* **Problem statement**
Transcribe the material verbatim in full; the pictures do not belong in the copy.
══ Input for this task
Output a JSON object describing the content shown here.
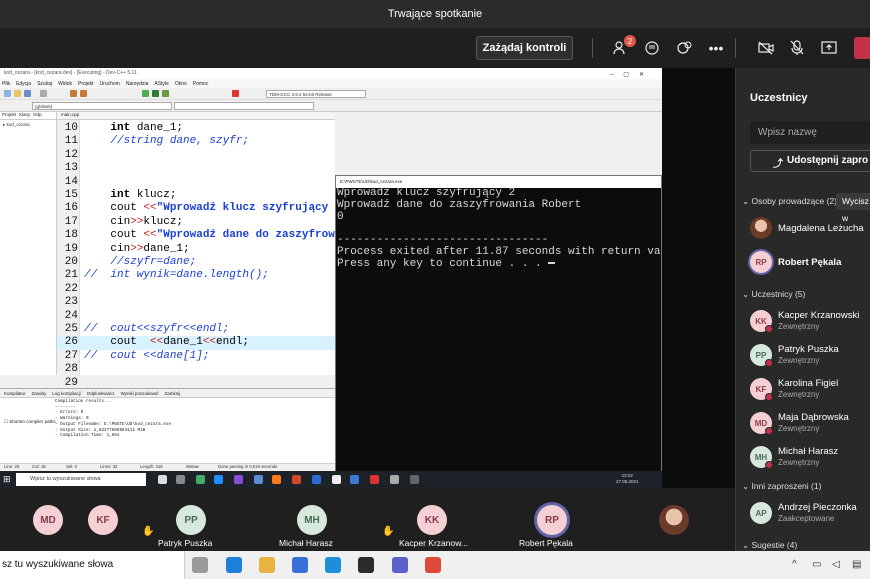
{
  "meeting": {
    "title": "Trwające spotkanie",
    "request_control_label": "Zażądaj kontroli",
    "participants_badge": "2"
  },
  "ide": {
    "window_title": "kod_cezara - [kod_cezara.dev] - [Executing] - Dev-C++ 5.11",
    "menu": [
      "Plik",
      "Edycja",
      "Szukaj",
      "Widok",
      "Projekt",
      "Uruchom",
      "Narzędzia",
      "AStyle",
      "Okno",
      "Pomoc"
    ],
    "compiler_select": "TDM-GCC 4.9.2 64-bit Release",
    "scope_select": "(globals)",
    "project_tabs": [
      "Projekt",
      "Klasy",
      "Odp"
    ],
    "project_item": "kod_cezara",
    "editor_tab": "main.cpp",
    "code_lines": [
      {
        "n": "10",
        "segs": [
          {
            "t": "    ",
            "c": ""
          },
          {
            "t": "int",
            "c": "kw"
          },
          {
            "t": " dane_1;",
            "c": ""
          }
        ]
      },
      {
        "n": "11",
        "segs": [
          {
            "t": "    ",
            "c": ""
          },
          {
            "t": "//string dane, szyfr;",
            "c": "cm"
          }
        ]
      },
      {
        "n": "12",
        "segs": []
      },
      {
        "n": "13",
        "segs": []
      },
      {
        "n": "14",
        "segs": []
      },
      {
        "n": "15",
        "segs": [
          {
            "t": "    ",
            "c": ""
          },
          {
            "t": "int",
            "c": "kw"
          },
          {
            "t": " klucz;",
            "c": ""
          }
        ]
      },
      {
        "n": "16",
        "segs": [
          {
            "t": "    cout ",
            "c": ""
          },
          {
            "t": "<<",
            "c": "op"
          },
          {
            "t": "\"Wprowadź klucz szyfrujący \"",
            "c": "st"
          },
          {
            "t": ";",
            "c": ""
          }
        ]
      },
      {
        "n": "17",
        "segs": [
          {
            "t": "    cin",
            "c": ""
          },
          {
            "t": ">>",
            "c": "op"
          },
          {
            "t": "klucz;",
            "c": ""
          }
        ]
      },
      {
        "n": "18",
        "segs": [
          {
            "t": "    cout ",
            "c": ""
          },
          {
            "t": "<<",
            "c": "op"
          },
          {
            "t": "\"Wprowadź dane do zaszyfrowania",
            "c": "st"
          }
        ]
      },
      {
        "n": "19",
        "segs": [
          {
            "t": "    cin",
            "c": ""
          },
          {
            "t": ">>",
            "c": "op"
          },
          {
            "t": "dane_1;",
            "c": ""
          }
        ]
      },
      {
        "n": "20",
        "segs": [
          {
            "t": "    ",
            "c": ""
          },
          {
            "t": "//szyfr=dane;",
            "c": "cm"
          }
        ]
      },
      {
        "n": "21",
        "segs": [
          {
            "t": "//  int wynik=dane.length();",
            "c": "cm"
          }
        ]
      },
      {
        "n": "22",
        "segs": []
      },
      {
        "n": "23",
        "segs": []
      },
      {
        "n": "24",
        "segs": []
      },
      {
        "n": "25",
        "segs": [
          {
            "t": "//  cout<<szyfr<<endl;",
            "c": "cm"
          }
        ]
      },
      {
        "n": "26",
        "segs": [
          {
            "t": "    cout  ",
            "c": ""
          },
          {
            "t": "<<",
            "c": "op"
          },
          {
            "t": "dane_1",
            "c": ""
          },
          {
            "t": "<<",
            "c": "op"
          },
          {
            "t": "endl;",
            "c": ""
          }
        ],
        "hl": true
      },
      {
        "n": "27",
        "segs": [
          {
            "t": "//  cout <<dane[1];",
            "c": "cm"
          }
        ]
      },
      {
        "n": "28",
        "segs": []
      },
      {
        "n": "29",
        "segs": []
      }
    ],
    "bottom_tabs": [
      "Kompilator",
      "Zasoby",
      "Log kompilacji",
      "Odpluskwiacz",
      "Wyniki poszukiwań",
      "Zamknij"
    ],
    "compile_log": "Compilation results...\n--------\n- Errors: 0\n- Warnings: 0\n- Output Filename: E:\\PWSTE\\UD\\kod_cezara.exe\n- Output Size: 1,83277606964111 MiB\n- Compilation Time: 1,66s",
    "shorten_paths": "Shorten compiler paths",
    "status": {
      "line": "26",
      "col": "18",
      "sel": "0",
      "lines": "32",
      "length": "416",
      "mode": "Wstaw",
      "parse": "Done parsing in 0,016 seconds"
    }
  },
  "console": {
    "title": "E:\\PWSTE\\UD\\kod_cezara.exe",
    "lines": [
      "Wprowadź klucz szyfrujący 2",
      "Wprowadź dane do zaszyfrowania Robert",
      "0",
      "",
      "--------------------------------",
      "Process exited after 11.87 seconds with return va",
      "Press any key to continue . . . "
    ]
  },
  "shared_taskbar": {
    "search_placeholder": "Wpisz tu wyszukiwane słowa",
    "time": "13:02",
    "date": "27.05.2021"
  },
  "roster": {
    "title": "Uczestnicy",
    "search_placeholder": "Wpisz nazwę",
    "share_invite_label": "Udostępnij zapro",
    "presenters_heading": "Osoby prowadzące (2)",
    "mute_all_label": "Wycisz w",
    "presenters": [
      {
        "name": "Magdalena Leżucha",
        "initials": "",
        "sub": "",
        "photo": true
      },
      {
        "name": "Robert Pękala",
        "initials": "RP",
        "sub": "",
        "bold": true
      }
    ],
    "attendees_heading": "Uczestnicy (5)",
    "attendees": [
      {
        "name": "Kacper Krzanowski",
        "initials": "KK",
        "sub": "Zewnętrzny"
      },
      {
        "name": "Patryk Puszka",
        "initials": "PP",
        "sub": "Zewnętrzny"
      },
      {
        "name": "Karolina Figiel",
        "initials": "KF",
        "sub": "Zewnętrzny"
      },
      {
        "name": "Maja Dąbrowska",
        "initials": "MD",
        "sub": "Zewnętrzny"
      },
      {
        "name": "Michał Harasz",
        "initials": "MH",
        "sub": "Zewnętrzny"
      }
    ],
    "others_heading": "Inni zaproszeni (1)",
    "others": [
      {
        "name": "Andrzej Pieczonka",
        "initials": "AP",
        "sub": "Zaakceptowane"
      }
    ],
    "suggestions_heading": "Sugestie (4)"
  },
  "gallery": [
    {
      "initials": "MD",
      "name": ""
    },
    {
      "initials": "KF",
      "name": ""
    },
    {
      "initials": "PP",
      "name": "Patryk Puszka"
    },
    {
      "initials": "MH",
      "name": "Michał Harasz"
    },
    {
      "initials": "KK",
      "name": "Kacper Krzanow..."
    },
    {
      "initials": "RP",
      "name": "Robert Pękala"
    }
  ],
  "host_taskbar": {
    "search_text": "sz tu wyszukiwane słowa"
  },
  "colors": {
    "avatar_bg_grey": "#e9e9e9",
    "avatar_bg_pink": "#f4d0d5",
    "avatar_bg_green": "#d7e8dc",
    "status_dnd": "#c4314b",
    "accent_leave": "#c4314b"
  }
}
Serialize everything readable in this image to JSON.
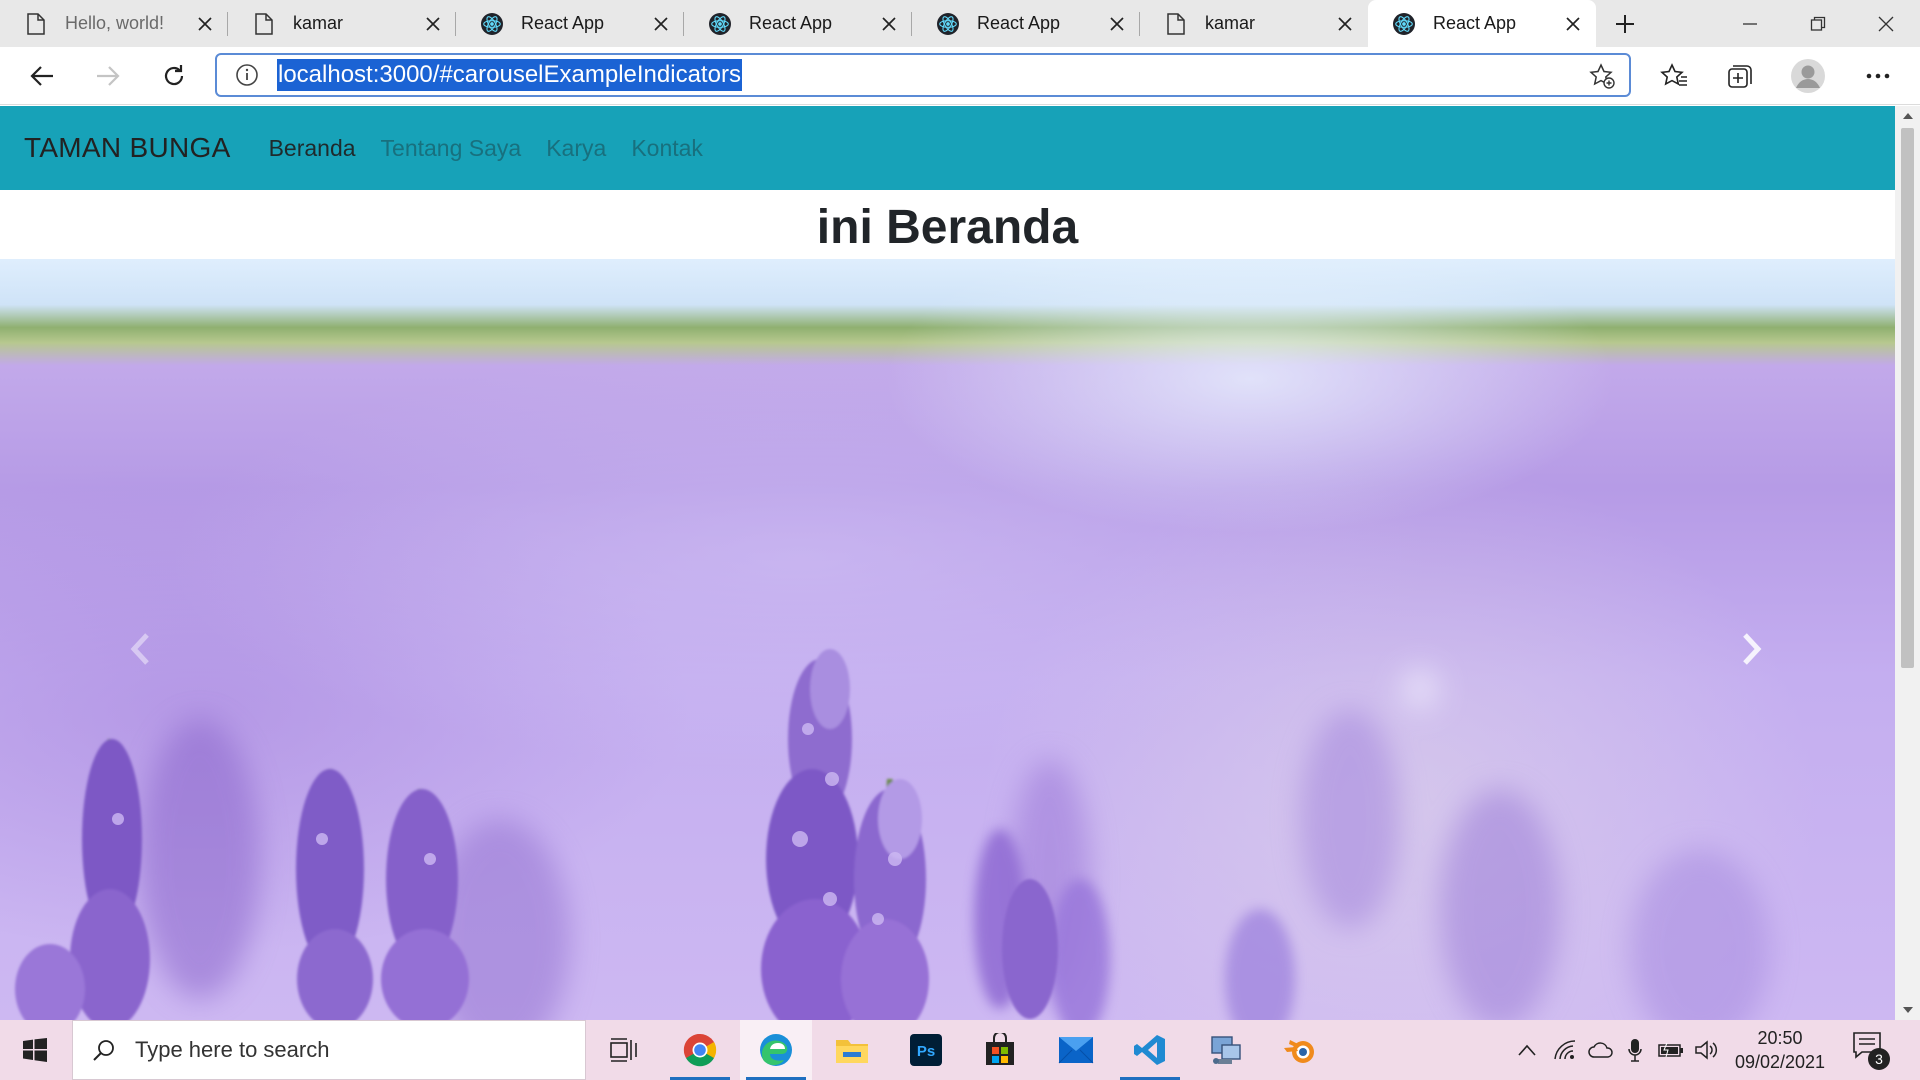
════
* **Correct response**
Output a JSON object describing the content shown here.
{
  "meeting": {
    "title": "Trwające spotkanie",
    "request_control_label": "Zażądaj kontroli",
    "participants_badge": "2"
  },
  "ide": {
    "window_title": "kod_cezara - [kod_cezara.dev] - [Executing] - Dev-C++ 5.11",
    "menu": [
      "Plik",
      "Edycja",
      "Szukaj",
      "Widok",
      "Projekt",
      "Uruchom",
      "Narzędzia",
      "AStyle",
      "Okno",
      "Pomoc"
    ],
    "compiler_select": "TDM-GCC 4.9.2 64-bit Release",
    "scope_select": "(globals)",
    "project_tabs": [
      "Projekt",
      "Klasy",
      "Odp"
    ],
    "project_item": "kod_cezara",
    "editor_tab": "main.cpp",
    "code_lines": [
      {
        "n": "10",
        "segs": [
          {
            "t": "    ",
            "c": ""
          },
          {
            "t": "int",
            "c": "kw"
          },
          {
            "t": " dane_1;",
            "c": ""
          }
        ]
      },
      {
        "n": "11",
        "segs": [
          {
            "t": "    ",
            "c": ""
          },
          {
            "t": "//string dane, szyfr;",
            "c": "cm"
          }
        ]
      },
      {
        "n": "12",
        "segs": []
      },
      {
        "n": "13",
        "segs": []
      },
      {
        "n": "14",
        "segs": []
      },
      {
        "n": "15",
        "segs": [
          {
            "t": "    ",
            "c": ""
          },
          {
            "t": "int",
            "c": "kw"
          },
          {
            "t": " klucz;",
            "c": ""
          }
        ]
      },
      {
        "n": "16",
        "segs": [
          {
            "t": "    cout ",
            "c": ""
          },
          {
            "t": "<<",
            "c": "op"
          },
          {
            "t": "\"Wprowadź klucz szyfrujący \"",
            "c": "st"
          },
          {
            "t": ";",
            "c": ""
          }
        ]
      },
      {
        "n": "17",
        "segs": [
          {
            "t": "    cin",
            "c": ""
          },
          {
            "t": ">>",
            "c": "op"
          },
          {
            "t": "klucz;",
            "c": ""
          }
        ]
      },
      {
        "n": "18",
        "segs": [
          {
            "t": "    cout ",
            "c": ""
          },
          {
            "t": "<<",
            "c": "op"
          },
          {
            "t": "\"Wprowadź dane do zaszyfrowania",
            "c": "st"
          }
        ]
      },
      {
        "n": "19",
        "segs": [
          {
            "t": "    cin",
            "c": ""
          },
          {
            "t": ">>",
            "c": "op"
          },
          {
            "t": "dane_1;",
            "c": ""
          }
        ]
      },
      {
        "n": "20",
        "segs": [
          {
            "t": "    ",
            "c": ""
          },
          {
            "t": "//szyfr=dane;",
            "c": "cm"
          }
        ]
      },
      {
        "n": "21",
        "segs": [
          {
            "t": "//  int wynik=dane.length();",
            "c": "cm"
          }
        ]
      },
      {
        "n": "22",
        "segs": []
      },
      {
        "n": "23",
        "segs": []
      },
      {
        "n": "24",
        "segs": []
      },
      {
        "n": "25",
        "segs": [
          {
            "t": "//  cout<<szyfr<<endl;",
            "c": "cm"
          }
        ]
      },
      {
        "n": "26",
        "segs": [
          {
            "t": "    cout  ",
            "c": ""
          },
          {
            "t": "<<",
            "c": "op"
          },
          {
            "t": "dane_1",
            "c": ""
          },
          {
            "t": "<<",
            "c": "op"
          },
          {
            "t": "endl;",
            "c": ""
          }
        ],
        "hl": true
      },
      {
        "n": "27",
        "segs": [
          {
            "t": "//  cout <<dane[1];",
            "c": "cm"
          }
        ]
      },
      {
        "n": "28",
        "segs": []
      },
      {
        "n": "29",
        "segs": []
      }
    ],
    "bottom_tabs": [
      "Kompilator",
      "Zasoby",
      "Log kompilacji",
      "Odpluskwiacz",
      "Wyniki poszukiwań",
      "Zamknij"
    ],
    "compile_log": "Compilation results...\n--------\n- Errors: 0\n- Warnings: 0\n- Output Filename: E:\\PWSTE\\UD\\kod_cezara.exe\n- Output Size: 1,83277606964111 MiB\n- Compilation Time: 1,66s",
    "shorten_paths": "Shorten compiler paths",
    "status": {
      "line": "26",
      "col": "18",
      "sel": "0",
      "lines": "32",
      "length": "416",
      "mode": "Wstaw",
      "parse": "Done parsing in 0,016 seconds"
    }
  },
  "console": {
    "title": "E:\\PWSTE\\UD\\kod_cezara.exe",
    "lines": [
      "Wprowadź klucz szyfrujący 2",
      "Wprowadź dane do zaszyfrowania Robert",
      "0",
      "",
      "--------------------------------",
      "Process exited after 11.87 seconds with return va",
      "Press any key to continue . . . "
    ]
  },
  "shared_taskbar": {
    "search_placeholder": "Wpisz tu wyszukiwane słowa",
    "time": "13:02",
    "date": "27.05.2021"
  },
  "roster": {
    "title": "Uczestnicy",
    "search_placeholder": "Wpisz nazwę",
    "share_invite_label": "Udostępnij zapro",
    "presenters_heading": "Osoby prowadzące (2)",
    "mute_all_label": "Wycisz w",
    "presenters": [
      {
        "name": "Magdalena Leżucha",
        "initials": "",
        "sub": "",
        "photo": true
      },
      {
        "name": "Robert Pękala",
        "initials": "RP",
        "sub": "",
        "bold": true
      }
    ],
    "attendees_heading": "Uczestnicy (5)",
    "attendees": [
      {
        "name": "Kacper Krzanowski",
        "initials": "KK",
        "sub": "Zewnętrzny"
      },
      {
        "name": "Patryk Puszka",
        "initials": "PP",
        "sub": "Zewnętrzny"
      },
      {
        "name": "Karolina Figiel",
        "initials": "KF",
        "sub": "Zewnętrzny"
      },
      {
        "name": "Maja Dąbrowska",
        "initials": "MD",
        "sub": "Zewnętrzny"
      },
      {
        "name": "Michał Harasz",
        "initials": "MH",
        "sub": "Zewnętrzny"
      }
    ],
    "others_heading": "Inni zaproszeni (1)",
    "others": [
      {
        "name": "Andrzej Pieczonka",
        "initials": "AP",
        "sub": "Zaakceptowane"
      }
    ],
    "suggestions_heading": "Sugestie (4)"
  },
  "gallery": [
    {
      "initials": "MD",
      "name": ""
    },
    {
      "initials": "KF",
      "name": ""
    },
    {
      "initials": "PP",
      "name": "Patryk Puszka"
    },
    {
      "initials": "MH",
      "name": "Michał Harasz"
    },
    {
      "initials": "KK",
      "name": "Kacper Krzanow..."
    },
    {
      "initials": "RP",
      "name": "Robert Pękala"
    }
  ],
  "host_taskbar": {
    "search_text": "sz tu wyszukiwane słowa"
  },
  "colors": {
    "avatar_bg_grey": "#e9e9e9",
    "avatar_bg_pink": "#f4d0d5",
    "avatar_bg_green": "#d7e8dc",
    "status_dnd": "#c4314b",
    "accent_leave": "#c4314b"
  }
}
Serialize everything readable in this image to JSON.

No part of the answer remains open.